● **Written task**
State only how many lines below include the string "Taux".

● **Figure collection entries**
· · ·
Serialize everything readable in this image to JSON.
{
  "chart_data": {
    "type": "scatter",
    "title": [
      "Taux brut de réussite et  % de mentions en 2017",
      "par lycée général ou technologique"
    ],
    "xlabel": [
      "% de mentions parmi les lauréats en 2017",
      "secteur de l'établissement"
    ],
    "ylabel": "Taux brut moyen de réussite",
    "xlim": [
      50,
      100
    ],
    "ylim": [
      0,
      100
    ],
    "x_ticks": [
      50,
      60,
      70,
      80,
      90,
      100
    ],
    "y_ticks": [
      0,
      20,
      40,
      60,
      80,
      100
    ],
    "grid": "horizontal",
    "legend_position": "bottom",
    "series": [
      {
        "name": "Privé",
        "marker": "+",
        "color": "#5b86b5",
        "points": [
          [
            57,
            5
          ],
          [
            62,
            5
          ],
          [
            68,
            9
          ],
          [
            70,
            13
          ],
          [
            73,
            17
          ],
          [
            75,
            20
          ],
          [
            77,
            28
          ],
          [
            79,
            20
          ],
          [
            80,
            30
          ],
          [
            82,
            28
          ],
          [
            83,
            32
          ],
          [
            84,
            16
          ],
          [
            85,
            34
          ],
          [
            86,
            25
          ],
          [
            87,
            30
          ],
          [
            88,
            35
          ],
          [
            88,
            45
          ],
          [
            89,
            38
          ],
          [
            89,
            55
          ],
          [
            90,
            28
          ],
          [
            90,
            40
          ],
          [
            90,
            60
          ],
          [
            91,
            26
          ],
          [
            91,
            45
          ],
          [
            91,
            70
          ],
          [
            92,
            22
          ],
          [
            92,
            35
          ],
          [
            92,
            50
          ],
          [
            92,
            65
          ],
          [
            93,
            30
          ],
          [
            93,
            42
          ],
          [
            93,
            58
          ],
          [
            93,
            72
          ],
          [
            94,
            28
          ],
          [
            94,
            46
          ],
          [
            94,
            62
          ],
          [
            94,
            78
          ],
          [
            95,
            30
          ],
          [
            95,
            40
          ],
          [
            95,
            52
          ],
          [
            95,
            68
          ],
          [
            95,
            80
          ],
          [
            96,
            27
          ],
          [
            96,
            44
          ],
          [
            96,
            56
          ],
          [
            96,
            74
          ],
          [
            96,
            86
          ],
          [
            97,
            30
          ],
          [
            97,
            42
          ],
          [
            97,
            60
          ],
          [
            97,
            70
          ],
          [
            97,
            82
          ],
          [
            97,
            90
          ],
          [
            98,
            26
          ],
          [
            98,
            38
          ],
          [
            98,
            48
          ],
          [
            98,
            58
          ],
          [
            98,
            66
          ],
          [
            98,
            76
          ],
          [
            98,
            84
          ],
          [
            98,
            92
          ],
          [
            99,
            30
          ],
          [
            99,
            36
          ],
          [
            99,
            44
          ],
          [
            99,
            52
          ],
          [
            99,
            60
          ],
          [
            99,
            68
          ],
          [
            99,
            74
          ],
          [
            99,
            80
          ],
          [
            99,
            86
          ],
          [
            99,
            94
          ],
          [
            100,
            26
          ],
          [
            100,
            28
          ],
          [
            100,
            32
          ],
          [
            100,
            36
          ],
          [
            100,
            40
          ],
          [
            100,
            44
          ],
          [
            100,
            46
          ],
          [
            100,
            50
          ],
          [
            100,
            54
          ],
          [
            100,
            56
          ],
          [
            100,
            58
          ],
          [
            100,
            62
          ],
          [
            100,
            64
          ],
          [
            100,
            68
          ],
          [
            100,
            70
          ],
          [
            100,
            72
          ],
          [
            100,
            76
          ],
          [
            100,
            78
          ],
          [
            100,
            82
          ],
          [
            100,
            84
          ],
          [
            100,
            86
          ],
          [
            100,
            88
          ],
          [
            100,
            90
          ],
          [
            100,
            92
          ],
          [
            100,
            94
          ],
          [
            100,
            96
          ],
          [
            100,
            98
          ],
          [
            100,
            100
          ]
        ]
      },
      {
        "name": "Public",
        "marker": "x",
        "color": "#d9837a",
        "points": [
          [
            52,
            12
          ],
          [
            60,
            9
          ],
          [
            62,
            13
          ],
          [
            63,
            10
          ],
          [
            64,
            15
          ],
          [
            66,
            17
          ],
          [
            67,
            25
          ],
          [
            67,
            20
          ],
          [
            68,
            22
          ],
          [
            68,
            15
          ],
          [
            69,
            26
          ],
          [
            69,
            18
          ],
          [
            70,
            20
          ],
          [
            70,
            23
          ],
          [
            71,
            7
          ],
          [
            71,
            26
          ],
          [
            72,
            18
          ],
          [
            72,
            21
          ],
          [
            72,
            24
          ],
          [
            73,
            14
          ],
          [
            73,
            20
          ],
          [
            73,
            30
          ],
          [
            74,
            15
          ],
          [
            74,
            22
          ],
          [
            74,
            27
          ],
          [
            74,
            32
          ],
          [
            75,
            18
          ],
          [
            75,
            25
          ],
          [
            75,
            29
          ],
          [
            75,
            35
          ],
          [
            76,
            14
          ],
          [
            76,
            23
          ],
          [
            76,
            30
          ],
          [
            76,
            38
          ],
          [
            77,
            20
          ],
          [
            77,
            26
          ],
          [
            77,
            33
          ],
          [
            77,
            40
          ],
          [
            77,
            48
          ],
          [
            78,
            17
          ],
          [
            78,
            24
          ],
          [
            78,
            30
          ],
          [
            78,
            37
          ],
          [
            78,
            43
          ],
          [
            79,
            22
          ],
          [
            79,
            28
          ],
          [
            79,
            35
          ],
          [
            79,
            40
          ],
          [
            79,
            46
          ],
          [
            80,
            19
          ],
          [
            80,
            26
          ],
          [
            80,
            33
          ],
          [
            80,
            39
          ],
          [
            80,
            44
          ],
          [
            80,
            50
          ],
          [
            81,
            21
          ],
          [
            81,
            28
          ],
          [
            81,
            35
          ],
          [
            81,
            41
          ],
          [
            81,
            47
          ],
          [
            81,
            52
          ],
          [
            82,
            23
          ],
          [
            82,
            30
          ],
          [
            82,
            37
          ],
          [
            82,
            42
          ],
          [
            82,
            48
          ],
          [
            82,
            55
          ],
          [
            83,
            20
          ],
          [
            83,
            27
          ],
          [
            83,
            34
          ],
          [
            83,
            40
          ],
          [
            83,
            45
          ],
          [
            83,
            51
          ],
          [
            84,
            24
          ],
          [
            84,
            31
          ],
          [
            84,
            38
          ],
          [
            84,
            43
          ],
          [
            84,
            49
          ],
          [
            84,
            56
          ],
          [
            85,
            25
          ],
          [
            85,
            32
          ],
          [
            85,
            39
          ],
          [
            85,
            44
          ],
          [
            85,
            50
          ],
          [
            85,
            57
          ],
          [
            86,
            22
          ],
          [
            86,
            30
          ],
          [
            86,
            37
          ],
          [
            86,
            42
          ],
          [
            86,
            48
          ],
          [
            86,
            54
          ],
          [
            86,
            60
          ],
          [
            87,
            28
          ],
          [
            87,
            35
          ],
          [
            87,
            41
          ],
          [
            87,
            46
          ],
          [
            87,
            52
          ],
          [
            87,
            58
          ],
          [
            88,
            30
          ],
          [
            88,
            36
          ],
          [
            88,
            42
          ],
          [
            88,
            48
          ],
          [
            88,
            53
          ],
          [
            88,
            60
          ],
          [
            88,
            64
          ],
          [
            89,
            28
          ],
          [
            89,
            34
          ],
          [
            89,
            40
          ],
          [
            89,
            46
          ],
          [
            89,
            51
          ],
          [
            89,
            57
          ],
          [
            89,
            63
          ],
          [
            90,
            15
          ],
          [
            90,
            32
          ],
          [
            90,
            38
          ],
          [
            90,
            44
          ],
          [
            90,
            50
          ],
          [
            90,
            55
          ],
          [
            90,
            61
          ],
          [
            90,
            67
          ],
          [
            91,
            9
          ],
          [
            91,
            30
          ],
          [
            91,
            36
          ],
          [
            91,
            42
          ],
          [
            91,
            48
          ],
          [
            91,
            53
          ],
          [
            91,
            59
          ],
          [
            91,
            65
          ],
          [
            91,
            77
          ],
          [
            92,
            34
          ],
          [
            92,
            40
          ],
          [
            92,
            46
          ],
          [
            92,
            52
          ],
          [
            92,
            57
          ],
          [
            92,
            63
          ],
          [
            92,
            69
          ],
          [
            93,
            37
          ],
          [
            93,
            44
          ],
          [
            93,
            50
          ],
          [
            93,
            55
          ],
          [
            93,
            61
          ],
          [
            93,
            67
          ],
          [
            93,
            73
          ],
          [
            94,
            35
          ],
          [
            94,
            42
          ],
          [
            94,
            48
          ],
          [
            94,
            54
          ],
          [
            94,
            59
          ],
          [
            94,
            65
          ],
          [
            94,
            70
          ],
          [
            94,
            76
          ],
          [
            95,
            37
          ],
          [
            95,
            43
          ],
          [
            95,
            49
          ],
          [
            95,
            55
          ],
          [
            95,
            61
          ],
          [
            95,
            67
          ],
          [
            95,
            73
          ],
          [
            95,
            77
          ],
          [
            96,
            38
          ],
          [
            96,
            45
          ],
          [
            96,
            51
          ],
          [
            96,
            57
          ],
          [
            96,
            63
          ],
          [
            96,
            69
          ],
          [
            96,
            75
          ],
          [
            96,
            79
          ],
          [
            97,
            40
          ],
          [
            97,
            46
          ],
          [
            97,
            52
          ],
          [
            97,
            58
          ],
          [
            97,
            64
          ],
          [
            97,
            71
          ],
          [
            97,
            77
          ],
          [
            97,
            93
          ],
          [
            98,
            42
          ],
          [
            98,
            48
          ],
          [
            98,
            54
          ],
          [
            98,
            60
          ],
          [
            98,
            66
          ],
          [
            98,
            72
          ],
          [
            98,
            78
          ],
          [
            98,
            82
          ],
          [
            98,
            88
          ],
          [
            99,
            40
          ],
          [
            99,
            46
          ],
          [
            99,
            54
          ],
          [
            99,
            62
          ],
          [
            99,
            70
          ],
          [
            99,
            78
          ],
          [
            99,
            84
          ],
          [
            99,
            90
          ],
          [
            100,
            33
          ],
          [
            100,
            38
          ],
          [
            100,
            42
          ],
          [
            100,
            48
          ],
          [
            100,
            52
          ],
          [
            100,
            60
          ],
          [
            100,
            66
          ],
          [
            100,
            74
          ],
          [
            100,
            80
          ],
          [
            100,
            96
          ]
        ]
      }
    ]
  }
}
· · ·
● **Answer**
2